**Aim**
Reply with one number: the count of lines in the records below that hold "سبيل".

**Input records**
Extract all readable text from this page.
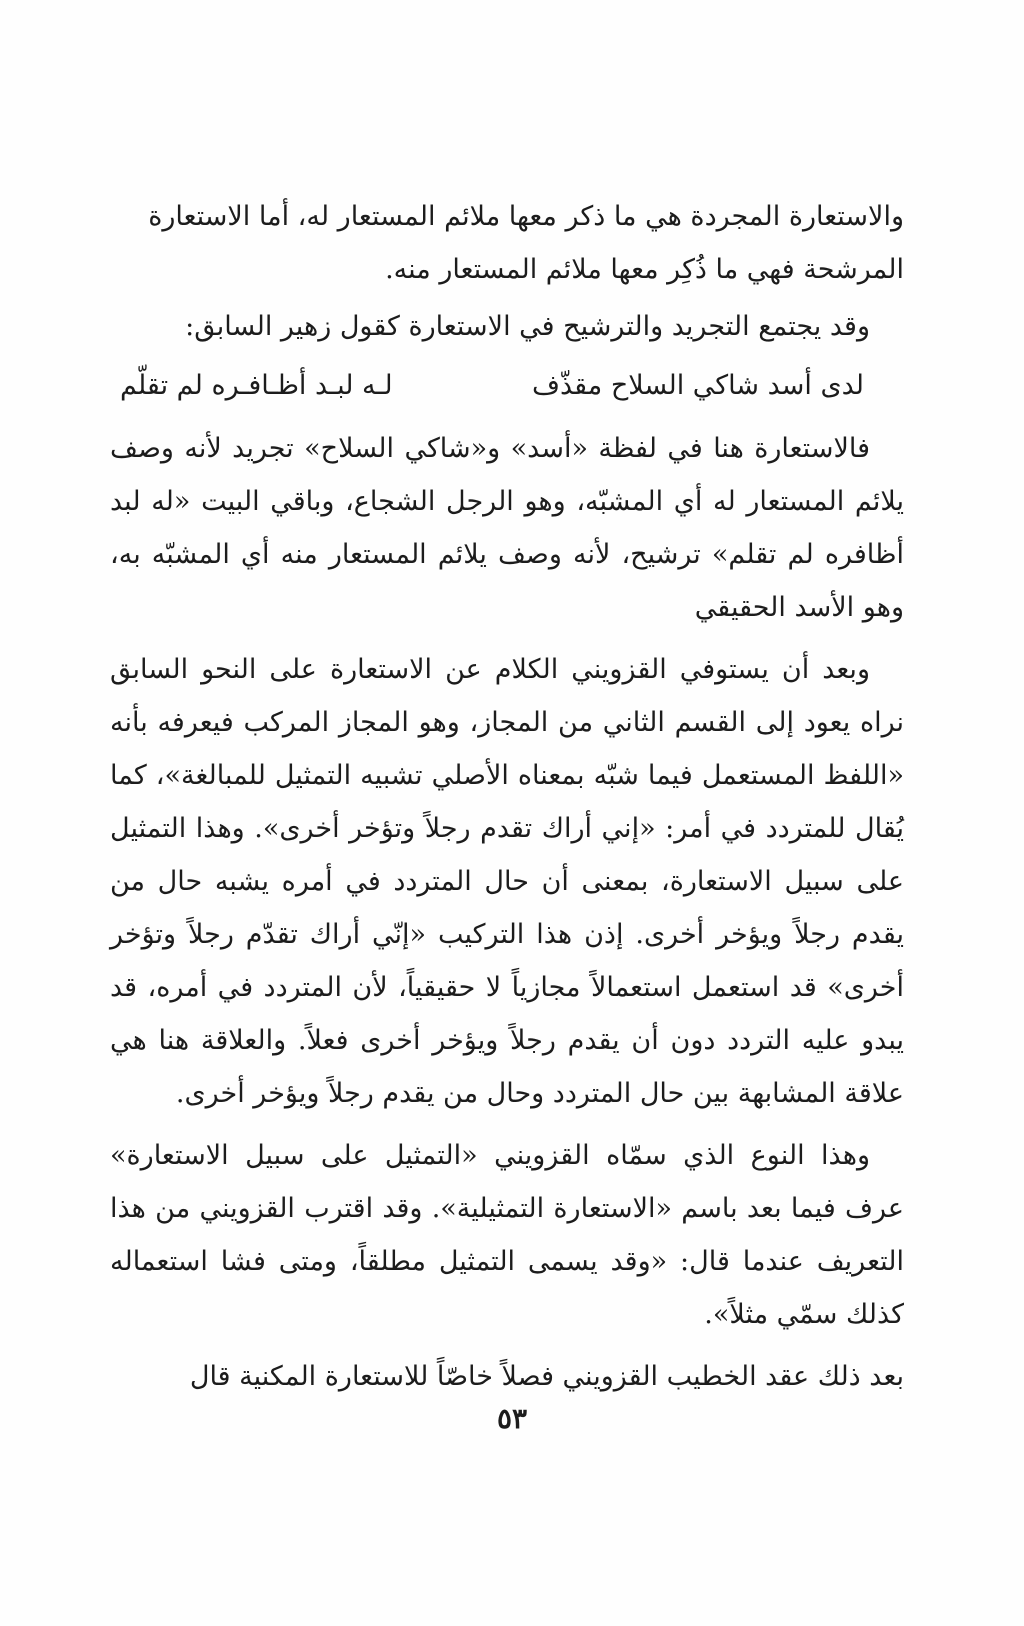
والاستعارة المجردة هي ما ذكر معها ملائم المستعار له، أما الاستعارة المرشحة فهي ما ذُكِر معها ملائم المستعار منه.

وقد يجتمع التجريد والترشيح في الاستعارة كقول زهير السابق:

لدى أسد شاكي السلاح مقذّف
لـه لبـد أظـافـره لم تقلّم

فالاستعارة هنا في لفظة «أسد» و«شاكي السلاح» تجريد لأنه وصف يلائم المستعار له أي المشبّه، وهو الرجل الشجاع، وباقي البيت «له لبد أظافره لم تقلم» ترشيح، لأنه وصف يلائم المستعار منه أي المشبّه به، وهو الأسد الحقيقي

وبعد أن يستوفي القزويني الكلام عن الاستعارة على النحو السابق نراه يعود إلى القسم الثاني من المجاز، وهو المجاز المركب فيعرفه بأنه «اللفظ المستعمل فيما شبّه بمعناه الأصلي تشبيه التمثيل للمبالغة»، كما يُقال للمتردد في أمر: «إني أراك تقدم رجلاً وتؤخر أخرى». وهذا التمثيل على سبيل الاستعارة، بمعنى أن حال المتردد في أمره يشبه حال من يقدم رجلاً ويؤخر أخرى. إذن هذا التركيب «إنّي أراك تقدّم رجلاً وتؤخر أخرى» قد استعمل استعمالاً مجازياً لا حقيقياً، لأن المتردد في أمره، قد يبدو عليه التردد دون أن يقدم رجلاً ويؤخر أخرى فعلاً. والعلاقة هنا هي علاقة المشابهة بين حال المتردد وحال من يقدم رجلاً ويؤخر أخرى.

وهذا النوع الذي سمّاه القزويني «التمثيل على سبيل الاستعارة» عرف فيما بعد باسم «الاستعارة التمثيلية». وقد اقترب القزويني من هذا التعريف عندما قال: «وقد يسمى التمثيل مطلقاً، ومتى فشا استعماله كذلك سمّي مثلاً».

بعد ذلك عقد الخطيب القزويني فصلاً خاصّاً للاستعارة المكنية قال

٥٣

**Exercise output**
2